▶ [Your objective] Pull out each line of the records holding the string "marker".

▶ [Information supplied]
--*--

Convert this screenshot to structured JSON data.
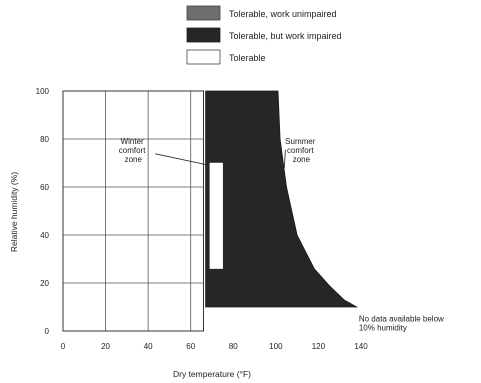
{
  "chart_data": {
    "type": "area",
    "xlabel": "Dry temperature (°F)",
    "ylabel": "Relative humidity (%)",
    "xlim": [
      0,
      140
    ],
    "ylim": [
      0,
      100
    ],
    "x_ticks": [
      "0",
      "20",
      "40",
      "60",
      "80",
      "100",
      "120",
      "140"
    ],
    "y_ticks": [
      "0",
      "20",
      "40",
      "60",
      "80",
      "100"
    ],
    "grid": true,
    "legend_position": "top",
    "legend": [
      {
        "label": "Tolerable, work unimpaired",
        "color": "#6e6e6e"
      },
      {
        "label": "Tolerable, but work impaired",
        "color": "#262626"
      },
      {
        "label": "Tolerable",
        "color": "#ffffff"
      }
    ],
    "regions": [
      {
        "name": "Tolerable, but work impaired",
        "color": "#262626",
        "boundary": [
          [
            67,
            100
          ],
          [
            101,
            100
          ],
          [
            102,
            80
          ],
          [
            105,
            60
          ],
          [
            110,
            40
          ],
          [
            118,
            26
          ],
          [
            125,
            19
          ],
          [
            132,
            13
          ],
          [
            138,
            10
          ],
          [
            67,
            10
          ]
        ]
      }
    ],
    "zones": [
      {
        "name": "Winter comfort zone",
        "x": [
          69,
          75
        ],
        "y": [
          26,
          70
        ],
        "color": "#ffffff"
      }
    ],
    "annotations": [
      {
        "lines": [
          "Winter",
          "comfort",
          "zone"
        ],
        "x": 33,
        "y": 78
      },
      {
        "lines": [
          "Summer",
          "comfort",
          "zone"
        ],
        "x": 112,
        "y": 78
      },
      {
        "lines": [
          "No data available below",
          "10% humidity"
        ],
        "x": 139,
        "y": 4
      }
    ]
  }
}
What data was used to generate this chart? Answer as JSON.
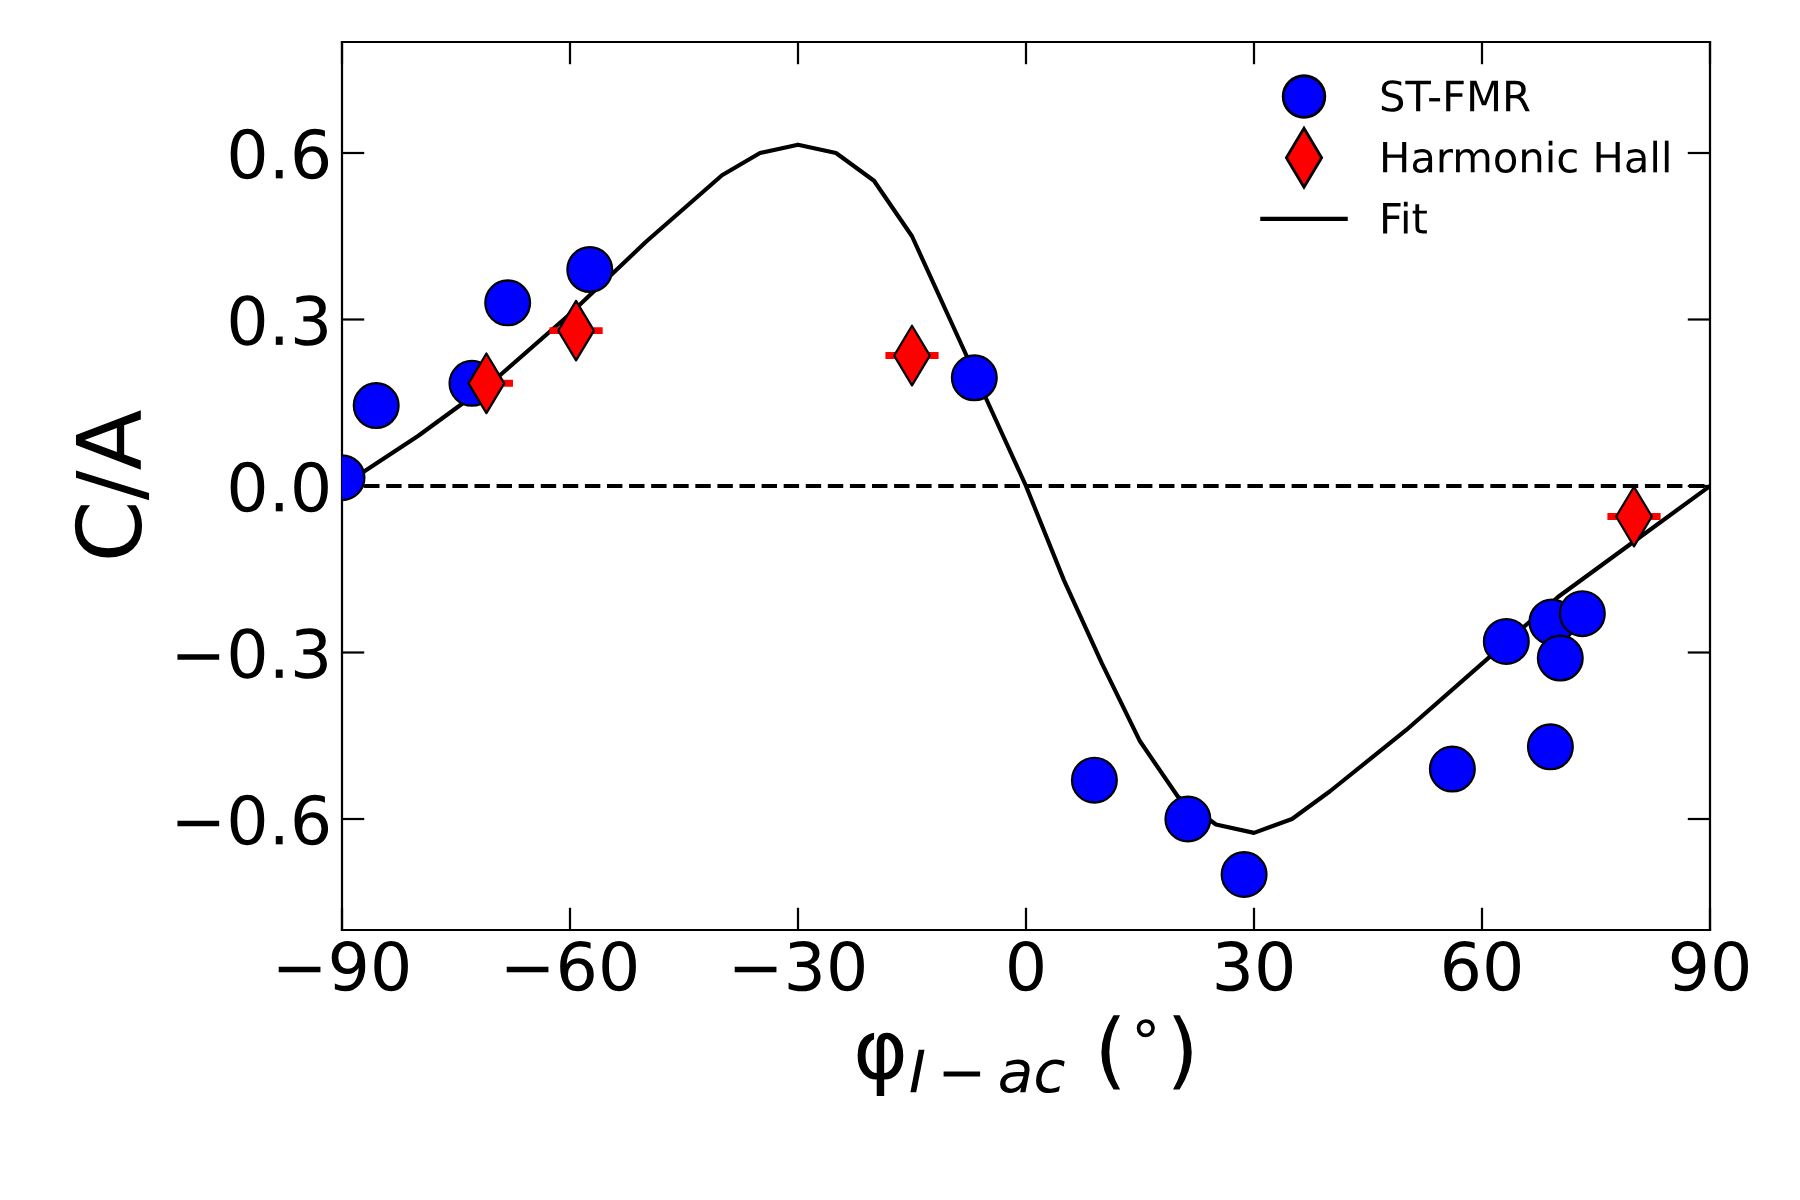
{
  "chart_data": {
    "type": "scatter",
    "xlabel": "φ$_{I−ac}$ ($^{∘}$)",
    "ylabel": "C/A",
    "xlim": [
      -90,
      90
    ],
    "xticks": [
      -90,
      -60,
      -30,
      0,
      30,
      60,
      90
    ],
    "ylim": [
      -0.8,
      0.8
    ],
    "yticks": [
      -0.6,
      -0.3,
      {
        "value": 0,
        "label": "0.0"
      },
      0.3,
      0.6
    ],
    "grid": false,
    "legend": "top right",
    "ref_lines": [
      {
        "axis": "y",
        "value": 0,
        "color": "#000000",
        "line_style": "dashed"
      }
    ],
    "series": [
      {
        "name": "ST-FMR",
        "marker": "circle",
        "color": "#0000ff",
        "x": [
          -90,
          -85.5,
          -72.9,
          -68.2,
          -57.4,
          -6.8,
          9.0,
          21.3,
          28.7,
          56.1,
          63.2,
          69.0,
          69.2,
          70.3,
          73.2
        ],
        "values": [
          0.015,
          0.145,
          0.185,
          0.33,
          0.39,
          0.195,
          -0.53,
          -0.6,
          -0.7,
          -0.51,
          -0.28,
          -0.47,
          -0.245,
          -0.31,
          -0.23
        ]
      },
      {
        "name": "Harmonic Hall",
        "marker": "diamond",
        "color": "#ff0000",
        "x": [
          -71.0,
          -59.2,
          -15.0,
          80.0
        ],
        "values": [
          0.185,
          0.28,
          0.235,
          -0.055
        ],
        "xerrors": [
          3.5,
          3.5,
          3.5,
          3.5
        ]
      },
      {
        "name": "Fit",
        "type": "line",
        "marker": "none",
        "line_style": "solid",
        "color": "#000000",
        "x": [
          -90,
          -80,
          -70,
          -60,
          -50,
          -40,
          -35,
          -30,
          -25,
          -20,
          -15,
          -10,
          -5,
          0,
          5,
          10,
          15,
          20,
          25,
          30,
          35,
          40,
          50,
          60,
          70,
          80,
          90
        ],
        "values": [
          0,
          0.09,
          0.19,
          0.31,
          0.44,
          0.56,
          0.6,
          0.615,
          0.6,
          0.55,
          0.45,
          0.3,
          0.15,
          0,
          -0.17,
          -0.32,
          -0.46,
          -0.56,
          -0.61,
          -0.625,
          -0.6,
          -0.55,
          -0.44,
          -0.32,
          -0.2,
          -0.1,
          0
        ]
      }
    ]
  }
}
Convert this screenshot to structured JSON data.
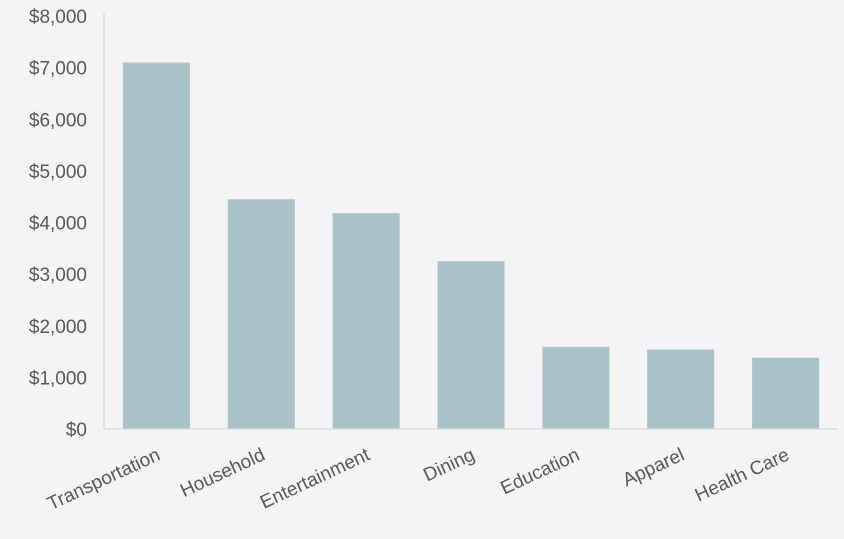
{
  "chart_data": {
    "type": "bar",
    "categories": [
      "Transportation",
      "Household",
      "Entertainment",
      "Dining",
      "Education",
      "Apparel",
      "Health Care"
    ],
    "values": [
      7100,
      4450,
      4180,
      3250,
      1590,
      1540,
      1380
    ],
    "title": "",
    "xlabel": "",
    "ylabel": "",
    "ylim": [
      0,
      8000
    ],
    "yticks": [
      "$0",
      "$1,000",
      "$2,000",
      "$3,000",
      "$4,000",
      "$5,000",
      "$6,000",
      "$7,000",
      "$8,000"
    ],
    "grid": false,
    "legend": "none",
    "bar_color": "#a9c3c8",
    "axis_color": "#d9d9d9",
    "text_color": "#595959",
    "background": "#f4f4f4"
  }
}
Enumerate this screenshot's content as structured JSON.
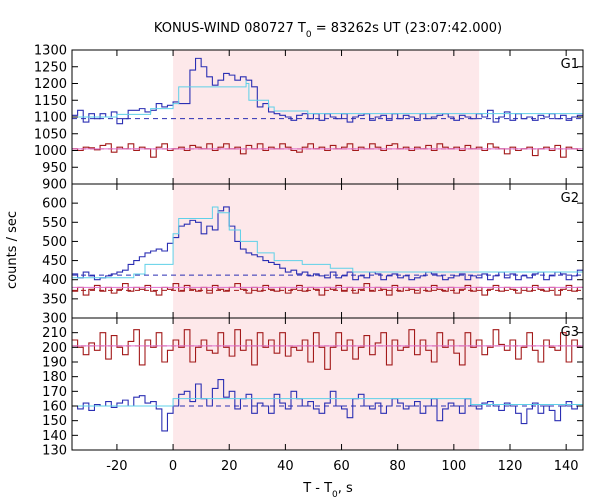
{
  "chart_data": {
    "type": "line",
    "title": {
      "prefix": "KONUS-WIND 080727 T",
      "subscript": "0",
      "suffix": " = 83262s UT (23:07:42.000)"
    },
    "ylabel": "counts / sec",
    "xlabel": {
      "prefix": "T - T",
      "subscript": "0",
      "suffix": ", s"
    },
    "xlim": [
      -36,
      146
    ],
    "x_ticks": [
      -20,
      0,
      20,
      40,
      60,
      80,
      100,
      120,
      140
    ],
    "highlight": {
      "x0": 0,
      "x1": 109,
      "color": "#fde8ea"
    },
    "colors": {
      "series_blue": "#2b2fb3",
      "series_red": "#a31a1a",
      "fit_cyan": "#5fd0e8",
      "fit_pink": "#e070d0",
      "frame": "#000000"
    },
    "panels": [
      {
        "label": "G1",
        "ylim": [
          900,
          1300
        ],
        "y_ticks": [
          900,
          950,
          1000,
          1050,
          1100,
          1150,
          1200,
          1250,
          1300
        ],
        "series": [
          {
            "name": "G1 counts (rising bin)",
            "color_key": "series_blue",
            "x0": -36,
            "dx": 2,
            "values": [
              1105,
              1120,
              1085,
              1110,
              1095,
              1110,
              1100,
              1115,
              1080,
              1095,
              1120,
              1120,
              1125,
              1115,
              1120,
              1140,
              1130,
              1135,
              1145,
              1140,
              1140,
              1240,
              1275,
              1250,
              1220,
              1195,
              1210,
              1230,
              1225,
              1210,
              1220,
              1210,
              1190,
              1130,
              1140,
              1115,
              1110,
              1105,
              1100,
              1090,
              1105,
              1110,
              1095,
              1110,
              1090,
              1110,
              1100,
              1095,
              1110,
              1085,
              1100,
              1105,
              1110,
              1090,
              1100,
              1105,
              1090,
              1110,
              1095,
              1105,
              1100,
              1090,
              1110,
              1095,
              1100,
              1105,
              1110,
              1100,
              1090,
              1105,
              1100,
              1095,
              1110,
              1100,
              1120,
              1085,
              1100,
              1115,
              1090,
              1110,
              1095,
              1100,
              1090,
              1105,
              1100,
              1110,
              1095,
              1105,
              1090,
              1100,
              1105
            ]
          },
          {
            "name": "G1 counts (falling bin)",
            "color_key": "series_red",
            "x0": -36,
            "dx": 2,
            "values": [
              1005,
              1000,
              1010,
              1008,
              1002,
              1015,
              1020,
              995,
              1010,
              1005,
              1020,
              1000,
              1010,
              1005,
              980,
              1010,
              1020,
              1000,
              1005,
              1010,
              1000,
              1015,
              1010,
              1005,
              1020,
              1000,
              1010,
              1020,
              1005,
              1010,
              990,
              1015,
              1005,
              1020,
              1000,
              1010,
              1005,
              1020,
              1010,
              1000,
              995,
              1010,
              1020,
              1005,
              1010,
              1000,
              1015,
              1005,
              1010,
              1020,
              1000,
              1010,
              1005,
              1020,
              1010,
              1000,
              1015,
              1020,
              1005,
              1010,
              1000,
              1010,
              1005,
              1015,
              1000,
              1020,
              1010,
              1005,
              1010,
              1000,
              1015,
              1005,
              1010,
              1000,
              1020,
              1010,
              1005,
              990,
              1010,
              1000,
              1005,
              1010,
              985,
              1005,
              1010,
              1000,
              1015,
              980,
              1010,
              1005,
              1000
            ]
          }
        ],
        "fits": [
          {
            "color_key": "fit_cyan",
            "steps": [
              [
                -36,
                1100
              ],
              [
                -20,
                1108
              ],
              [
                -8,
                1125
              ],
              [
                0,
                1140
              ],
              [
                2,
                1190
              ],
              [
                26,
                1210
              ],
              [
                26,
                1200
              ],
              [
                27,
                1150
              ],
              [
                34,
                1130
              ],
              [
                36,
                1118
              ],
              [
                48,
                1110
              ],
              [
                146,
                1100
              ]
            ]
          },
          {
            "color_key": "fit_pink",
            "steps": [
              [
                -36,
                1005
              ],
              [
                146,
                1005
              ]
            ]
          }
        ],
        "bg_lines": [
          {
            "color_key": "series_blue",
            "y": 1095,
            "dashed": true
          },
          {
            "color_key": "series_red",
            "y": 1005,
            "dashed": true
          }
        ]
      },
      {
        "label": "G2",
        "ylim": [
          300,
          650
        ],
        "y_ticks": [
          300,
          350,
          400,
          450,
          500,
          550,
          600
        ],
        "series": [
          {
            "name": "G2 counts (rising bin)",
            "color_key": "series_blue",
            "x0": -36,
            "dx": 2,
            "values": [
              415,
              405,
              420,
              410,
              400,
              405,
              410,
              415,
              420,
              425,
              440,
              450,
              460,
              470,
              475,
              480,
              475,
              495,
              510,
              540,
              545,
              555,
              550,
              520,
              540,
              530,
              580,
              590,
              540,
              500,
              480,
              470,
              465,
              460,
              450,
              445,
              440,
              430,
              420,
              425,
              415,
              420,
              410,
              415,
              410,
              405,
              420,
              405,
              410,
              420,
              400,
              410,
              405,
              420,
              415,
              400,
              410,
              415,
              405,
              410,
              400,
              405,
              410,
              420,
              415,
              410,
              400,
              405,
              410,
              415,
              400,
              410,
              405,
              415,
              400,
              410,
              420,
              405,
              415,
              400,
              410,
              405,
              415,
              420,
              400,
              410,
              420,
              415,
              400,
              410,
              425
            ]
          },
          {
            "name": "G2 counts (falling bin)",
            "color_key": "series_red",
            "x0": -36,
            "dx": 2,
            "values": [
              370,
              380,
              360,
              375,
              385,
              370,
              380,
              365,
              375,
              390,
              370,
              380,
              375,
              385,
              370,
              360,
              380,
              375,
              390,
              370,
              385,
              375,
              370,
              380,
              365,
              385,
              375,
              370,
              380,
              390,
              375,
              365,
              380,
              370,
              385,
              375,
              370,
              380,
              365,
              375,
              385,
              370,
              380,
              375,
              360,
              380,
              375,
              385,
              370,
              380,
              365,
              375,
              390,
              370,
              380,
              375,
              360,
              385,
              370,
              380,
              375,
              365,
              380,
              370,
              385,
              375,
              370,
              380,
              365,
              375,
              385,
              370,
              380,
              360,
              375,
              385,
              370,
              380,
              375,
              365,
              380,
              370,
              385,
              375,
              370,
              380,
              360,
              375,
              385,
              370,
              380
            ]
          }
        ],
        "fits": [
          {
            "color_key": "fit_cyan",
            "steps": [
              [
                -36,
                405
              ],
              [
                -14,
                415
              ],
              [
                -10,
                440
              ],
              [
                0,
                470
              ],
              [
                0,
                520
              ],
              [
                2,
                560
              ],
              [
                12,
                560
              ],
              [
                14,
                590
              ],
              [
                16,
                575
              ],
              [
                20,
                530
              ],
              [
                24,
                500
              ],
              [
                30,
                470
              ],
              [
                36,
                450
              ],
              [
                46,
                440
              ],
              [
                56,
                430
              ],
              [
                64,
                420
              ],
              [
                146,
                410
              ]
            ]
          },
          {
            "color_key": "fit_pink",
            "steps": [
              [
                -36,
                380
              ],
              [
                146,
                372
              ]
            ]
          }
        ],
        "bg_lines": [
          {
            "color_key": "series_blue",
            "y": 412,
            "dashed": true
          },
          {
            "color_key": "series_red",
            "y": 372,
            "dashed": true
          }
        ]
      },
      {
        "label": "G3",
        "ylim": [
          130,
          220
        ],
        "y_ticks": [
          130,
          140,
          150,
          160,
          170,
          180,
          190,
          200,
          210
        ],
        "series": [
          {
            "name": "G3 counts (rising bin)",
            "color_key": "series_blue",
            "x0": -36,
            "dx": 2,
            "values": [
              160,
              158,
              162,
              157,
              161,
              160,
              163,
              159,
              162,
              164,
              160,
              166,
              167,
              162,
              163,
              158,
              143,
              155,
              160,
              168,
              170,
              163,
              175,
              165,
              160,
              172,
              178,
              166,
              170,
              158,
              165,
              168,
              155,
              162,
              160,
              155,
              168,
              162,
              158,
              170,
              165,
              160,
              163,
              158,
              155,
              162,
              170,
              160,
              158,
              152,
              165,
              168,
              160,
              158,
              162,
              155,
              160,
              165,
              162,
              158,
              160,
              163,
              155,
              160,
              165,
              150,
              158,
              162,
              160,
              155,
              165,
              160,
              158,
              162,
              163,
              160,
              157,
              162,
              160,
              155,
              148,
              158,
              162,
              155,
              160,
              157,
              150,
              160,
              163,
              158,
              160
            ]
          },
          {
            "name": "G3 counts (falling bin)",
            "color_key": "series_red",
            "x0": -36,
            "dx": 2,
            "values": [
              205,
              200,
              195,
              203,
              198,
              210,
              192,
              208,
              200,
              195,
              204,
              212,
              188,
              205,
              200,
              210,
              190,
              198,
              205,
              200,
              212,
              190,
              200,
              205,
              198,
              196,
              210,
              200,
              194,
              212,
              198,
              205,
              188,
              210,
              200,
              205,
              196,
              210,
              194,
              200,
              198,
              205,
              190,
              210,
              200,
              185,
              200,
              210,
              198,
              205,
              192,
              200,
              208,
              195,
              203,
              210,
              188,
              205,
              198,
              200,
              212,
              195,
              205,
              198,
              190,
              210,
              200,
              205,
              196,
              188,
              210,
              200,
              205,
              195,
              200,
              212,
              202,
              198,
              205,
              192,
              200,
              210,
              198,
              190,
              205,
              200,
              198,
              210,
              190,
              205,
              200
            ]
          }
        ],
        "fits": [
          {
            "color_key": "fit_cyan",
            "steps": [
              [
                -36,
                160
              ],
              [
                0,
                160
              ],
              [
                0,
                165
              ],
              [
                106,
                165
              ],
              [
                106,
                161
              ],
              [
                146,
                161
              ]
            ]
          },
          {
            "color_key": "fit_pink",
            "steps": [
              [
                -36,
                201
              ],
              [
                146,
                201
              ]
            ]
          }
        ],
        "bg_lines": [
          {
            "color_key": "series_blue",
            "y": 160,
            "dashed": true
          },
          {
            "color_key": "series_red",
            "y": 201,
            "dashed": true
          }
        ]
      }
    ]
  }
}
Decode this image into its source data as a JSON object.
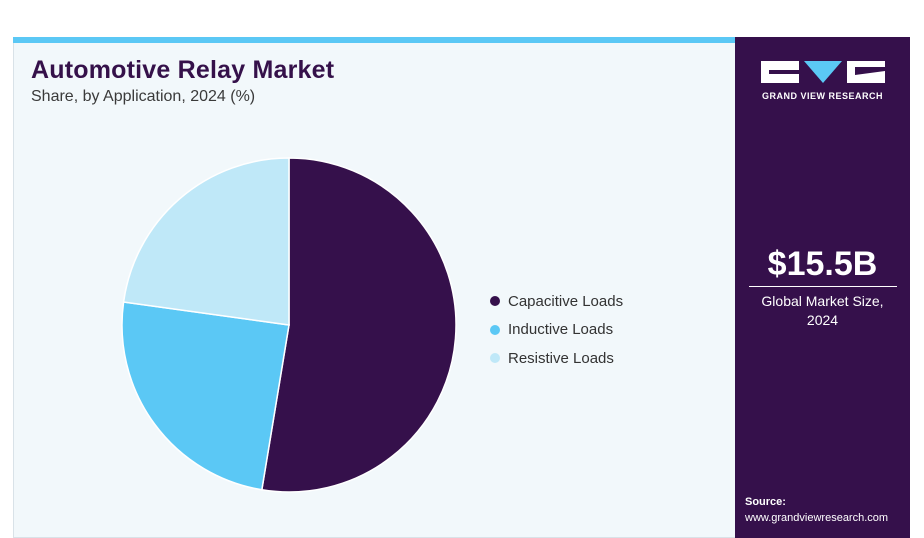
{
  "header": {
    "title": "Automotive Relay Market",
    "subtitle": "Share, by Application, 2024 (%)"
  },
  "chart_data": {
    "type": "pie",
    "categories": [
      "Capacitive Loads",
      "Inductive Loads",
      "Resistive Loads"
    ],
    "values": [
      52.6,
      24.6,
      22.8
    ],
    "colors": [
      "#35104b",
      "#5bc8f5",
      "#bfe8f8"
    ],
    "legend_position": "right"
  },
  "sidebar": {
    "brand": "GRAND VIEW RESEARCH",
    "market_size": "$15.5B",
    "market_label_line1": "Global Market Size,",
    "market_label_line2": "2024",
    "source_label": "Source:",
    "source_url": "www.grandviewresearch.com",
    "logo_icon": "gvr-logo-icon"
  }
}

--*--

▶ [Correct output]
        "marker": "circle",
        "marker": "diamond",
        "marker": "none",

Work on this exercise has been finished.